[A run of records]
▬▬▬
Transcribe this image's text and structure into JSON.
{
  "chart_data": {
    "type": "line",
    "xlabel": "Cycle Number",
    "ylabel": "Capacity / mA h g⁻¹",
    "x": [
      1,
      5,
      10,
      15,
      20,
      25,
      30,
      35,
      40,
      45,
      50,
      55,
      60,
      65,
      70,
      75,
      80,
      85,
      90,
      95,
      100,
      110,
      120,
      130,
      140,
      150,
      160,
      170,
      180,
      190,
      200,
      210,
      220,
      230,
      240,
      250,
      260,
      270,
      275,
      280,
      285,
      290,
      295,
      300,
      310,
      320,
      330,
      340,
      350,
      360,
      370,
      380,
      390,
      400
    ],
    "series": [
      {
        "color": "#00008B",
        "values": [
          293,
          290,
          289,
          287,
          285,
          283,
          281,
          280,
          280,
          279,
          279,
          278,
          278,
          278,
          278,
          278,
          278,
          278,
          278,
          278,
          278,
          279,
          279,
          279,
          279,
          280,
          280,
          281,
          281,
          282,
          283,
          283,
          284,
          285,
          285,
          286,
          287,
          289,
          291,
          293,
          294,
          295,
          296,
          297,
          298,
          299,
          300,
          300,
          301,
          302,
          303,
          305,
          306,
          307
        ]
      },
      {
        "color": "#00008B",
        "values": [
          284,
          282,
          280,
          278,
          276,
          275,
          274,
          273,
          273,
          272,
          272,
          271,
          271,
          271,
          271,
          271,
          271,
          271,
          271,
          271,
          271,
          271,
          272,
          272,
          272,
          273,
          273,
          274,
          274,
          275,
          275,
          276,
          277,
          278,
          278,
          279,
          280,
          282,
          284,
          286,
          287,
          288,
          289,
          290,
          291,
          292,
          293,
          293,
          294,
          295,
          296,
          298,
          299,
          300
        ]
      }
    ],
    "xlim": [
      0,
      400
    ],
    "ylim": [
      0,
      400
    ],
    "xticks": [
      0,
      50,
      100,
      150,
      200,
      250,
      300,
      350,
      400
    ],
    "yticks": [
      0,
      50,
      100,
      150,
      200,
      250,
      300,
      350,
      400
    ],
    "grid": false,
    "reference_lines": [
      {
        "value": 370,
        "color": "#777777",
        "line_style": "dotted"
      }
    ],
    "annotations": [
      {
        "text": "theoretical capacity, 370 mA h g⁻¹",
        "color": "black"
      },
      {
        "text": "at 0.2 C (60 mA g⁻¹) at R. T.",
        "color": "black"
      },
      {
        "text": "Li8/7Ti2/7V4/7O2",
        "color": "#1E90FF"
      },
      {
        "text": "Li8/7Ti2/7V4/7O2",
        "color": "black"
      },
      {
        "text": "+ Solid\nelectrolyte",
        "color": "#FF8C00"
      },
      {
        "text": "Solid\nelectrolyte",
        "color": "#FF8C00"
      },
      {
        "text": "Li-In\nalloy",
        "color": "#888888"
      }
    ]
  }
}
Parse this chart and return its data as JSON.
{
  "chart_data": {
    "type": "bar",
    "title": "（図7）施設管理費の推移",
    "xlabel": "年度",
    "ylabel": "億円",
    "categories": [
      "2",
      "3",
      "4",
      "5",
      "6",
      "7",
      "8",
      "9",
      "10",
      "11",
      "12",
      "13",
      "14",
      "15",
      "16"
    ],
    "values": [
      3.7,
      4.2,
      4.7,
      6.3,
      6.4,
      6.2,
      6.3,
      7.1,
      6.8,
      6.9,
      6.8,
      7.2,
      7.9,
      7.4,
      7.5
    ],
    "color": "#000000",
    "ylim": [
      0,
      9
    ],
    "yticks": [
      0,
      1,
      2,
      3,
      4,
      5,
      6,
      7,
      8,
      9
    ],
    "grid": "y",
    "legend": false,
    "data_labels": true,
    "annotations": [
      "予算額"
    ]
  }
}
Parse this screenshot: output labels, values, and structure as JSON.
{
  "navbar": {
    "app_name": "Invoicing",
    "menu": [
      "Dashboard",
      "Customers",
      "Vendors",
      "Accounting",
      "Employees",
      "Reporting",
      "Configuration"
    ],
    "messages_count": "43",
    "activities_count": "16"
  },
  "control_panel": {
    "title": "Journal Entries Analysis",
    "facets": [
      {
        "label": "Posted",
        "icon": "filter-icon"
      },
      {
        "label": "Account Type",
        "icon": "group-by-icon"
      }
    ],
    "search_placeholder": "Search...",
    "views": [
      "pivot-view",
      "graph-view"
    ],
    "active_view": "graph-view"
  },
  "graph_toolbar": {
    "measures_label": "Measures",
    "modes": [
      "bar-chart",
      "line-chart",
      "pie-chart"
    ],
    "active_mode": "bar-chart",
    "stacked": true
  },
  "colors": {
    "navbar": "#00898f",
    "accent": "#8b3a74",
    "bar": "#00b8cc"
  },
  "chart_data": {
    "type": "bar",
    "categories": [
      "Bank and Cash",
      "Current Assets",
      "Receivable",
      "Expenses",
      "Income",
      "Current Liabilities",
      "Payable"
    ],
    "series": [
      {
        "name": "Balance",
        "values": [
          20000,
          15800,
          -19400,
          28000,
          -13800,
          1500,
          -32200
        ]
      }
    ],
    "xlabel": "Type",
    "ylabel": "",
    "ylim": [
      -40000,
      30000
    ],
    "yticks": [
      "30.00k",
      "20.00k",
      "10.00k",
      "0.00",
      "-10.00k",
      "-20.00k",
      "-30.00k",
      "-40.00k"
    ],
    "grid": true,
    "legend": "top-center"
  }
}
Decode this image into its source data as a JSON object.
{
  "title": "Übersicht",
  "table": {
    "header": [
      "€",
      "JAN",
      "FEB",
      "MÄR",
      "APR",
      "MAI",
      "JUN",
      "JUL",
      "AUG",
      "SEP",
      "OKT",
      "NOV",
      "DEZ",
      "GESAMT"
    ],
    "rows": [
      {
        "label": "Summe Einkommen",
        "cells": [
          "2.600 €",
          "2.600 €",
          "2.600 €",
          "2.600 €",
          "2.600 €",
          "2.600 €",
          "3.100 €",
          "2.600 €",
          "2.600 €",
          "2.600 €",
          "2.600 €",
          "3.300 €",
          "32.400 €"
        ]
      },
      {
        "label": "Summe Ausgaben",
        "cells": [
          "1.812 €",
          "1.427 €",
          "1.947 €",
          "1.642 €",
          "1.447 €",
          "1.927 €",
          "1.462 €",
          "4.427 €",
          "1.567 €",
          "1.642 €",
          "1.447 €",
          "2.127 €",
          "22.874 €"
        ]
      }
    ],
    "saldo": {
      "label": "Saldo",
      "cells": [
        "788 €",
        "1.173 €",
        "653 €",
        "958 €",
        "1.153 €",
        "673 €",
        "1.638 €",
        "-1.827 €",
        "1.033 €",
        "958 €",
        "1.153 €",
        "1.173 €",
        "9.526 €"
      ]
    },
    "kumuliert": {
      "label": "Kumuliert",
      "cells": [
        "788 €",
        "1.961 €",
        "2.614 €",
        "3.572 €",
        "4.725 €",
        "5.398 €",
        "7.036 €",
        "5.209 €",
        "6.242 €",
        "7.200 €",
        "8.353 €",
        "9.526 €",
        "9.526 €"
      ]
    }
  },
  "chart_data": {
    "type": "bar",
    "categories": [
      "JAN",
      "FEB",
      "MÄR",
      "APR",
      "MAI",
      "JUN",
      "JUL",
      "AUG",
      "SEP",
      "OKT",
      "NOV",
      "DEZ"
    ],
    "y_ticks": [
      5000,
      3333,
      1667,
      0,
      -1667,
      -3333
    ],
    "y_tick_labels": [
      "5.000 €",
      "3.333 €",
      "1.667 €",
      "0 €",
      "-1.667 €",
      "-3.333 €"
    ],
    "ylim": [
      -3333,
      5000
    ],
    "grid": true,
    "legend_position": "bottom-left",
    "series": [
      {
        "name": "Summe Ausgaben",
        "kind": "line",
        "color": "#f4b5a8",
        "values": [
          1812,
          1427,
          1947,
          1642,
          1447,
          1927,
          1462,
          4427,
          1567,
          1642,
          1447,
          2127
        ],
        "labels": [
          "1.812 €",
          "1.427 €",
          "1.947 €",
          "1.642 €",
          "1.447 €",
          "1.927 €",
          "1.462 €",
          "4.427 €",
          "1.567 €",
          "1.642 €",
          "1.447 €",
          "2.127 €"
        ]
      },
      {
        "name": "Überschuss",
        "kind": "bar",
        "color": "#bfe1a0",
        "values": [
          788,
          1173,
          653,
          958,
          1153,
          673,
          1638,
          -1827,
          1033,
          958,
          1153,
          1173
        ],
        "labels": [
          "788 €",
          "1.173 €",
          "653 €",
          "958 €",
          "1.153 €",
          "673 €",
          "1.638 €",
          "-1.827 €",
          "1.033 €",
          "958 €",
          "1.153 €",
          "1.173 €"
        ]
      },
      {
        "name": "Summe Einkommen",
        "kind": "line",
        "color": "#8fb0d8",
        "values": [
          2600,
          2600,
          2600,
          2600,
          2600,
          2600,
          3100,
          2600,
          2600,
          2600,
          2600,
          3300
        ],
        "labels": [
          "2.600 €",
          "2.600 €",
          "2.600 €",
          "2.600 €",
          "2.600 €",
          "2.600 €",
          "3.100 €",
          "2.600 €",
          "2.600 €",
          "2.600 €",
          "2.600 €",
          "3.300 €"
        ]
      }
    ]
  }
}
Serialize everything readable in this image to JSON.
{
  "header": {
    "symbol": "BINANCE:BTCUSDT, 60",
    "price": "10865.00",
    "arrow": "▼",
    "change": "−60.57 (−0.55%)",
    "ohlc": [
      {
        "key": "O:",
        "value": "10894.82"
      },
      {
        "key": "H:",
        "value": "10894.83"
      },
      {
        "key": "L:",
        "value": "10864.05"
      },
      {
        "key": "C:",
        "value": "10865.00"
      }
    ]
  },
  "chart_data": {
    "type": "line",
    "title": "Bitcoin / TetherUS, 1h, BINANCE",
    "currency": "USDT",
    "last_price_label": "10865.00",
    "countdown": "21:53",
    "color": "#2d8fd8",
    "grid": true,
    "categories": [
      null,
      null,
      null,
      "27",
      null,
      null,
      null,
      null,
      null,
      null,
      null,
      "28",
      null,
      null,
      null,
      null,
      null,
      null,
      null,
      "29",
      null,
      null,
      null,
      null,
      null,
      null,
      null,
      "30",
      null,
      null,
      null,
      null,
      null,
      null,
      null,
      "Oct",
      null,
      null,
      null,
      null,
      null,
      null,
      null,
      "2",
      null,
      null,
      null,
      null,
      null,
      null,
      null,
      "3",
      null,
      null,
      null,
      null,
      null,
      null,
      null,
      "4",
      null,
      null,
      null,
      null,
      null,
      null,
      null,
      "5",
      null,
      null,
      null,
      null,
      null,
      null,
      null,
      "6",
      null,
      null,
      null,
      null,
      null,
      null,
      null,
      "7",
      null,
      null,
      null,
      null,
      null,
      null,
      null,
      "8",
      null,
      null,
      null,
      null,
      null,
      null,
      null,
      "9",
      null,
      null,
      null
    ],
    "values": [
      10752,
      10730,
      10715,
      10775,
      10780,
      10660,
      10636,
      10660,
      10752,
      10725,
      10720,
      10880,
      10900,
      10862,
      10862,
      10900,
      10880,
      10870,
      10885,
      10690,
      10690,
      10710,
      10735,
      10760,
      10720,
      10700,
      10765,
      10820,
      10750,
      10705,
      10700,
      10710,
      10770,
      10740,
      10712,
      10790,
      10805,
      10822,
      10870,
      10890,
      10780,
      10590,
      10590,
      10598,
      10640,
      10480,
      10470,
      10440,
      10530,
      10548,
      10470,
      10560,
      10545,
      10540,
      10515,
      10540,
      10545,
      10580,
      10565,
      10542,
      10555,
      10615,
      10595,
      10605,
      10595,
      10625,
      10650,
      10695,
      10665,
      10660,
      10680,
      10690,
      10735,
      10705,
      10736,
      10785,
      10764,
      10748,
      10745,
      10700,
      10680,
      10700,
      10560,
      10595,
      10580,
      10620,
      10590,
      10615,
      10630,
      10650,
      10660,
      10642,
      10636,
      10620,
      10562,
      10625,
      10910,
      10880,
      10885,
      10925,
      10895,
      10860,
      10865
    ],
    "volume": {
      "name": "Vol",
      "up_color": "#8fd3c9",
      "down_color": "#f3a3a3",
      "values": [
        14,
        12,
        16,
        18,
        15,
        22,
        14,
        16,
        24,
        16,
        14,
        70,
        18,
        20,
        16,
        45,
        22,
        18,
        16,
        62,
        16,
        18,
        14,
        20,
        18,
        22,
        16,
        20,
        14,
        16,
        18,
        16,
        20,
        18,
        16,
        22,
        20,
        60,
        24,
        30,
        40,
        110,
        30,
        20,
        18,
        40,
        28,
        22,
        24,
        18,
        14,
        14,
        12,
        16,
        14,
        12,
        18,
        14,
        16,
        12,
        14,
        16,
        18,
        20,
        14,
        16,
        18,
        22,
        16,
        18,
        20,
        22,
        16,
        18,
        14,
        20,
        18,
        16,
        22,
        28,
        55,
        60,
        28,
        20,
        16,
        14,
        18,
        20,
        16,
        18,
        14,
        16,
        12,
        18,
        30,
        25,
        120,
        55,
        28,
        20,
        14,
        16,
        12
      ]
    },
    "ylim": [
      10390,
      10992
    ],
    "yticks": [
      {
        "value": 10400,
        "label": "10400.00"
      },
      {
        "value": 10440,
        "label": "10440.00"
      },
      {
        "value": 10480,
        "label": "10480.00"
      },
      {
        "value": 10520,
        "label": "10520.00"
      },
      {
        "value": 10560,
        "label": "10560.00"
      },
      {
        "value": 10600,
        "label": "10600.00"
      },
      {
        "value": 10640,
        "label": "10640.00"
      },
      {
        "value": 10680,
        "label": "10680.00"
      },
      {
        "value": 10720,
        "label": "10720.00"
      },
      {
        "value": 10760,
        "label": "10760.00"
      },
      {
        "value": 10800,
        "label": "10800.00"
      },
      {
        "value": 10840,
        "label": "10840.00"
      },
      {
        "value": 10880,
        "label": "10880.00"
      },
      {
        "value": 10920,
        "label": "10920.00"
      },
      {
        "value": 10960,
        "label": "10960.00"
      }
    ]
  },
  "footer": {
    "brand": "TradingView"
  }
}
▬▬▬
- WHAT TO PRODUCE -
Using the listing, collect all lines in which the string "text" is found.

- TASK RESPONSE -
Transcribe this image's text and structure into JSON.
        "text": "theoretical capacity, 370 mA h g⁻¹",
        "text": "at 0.2 C (60 mA g⁻¹) at R. T.",
        "text": "Li8/7Ti2/7V4/7O2",
        "text": "Li8/7Ti2/7V4/7O2",
        "text": "+ Solid\nelectrolyte",
        "text": "Solid\nelectrolyte",
        "text": "Li-In\nalloy",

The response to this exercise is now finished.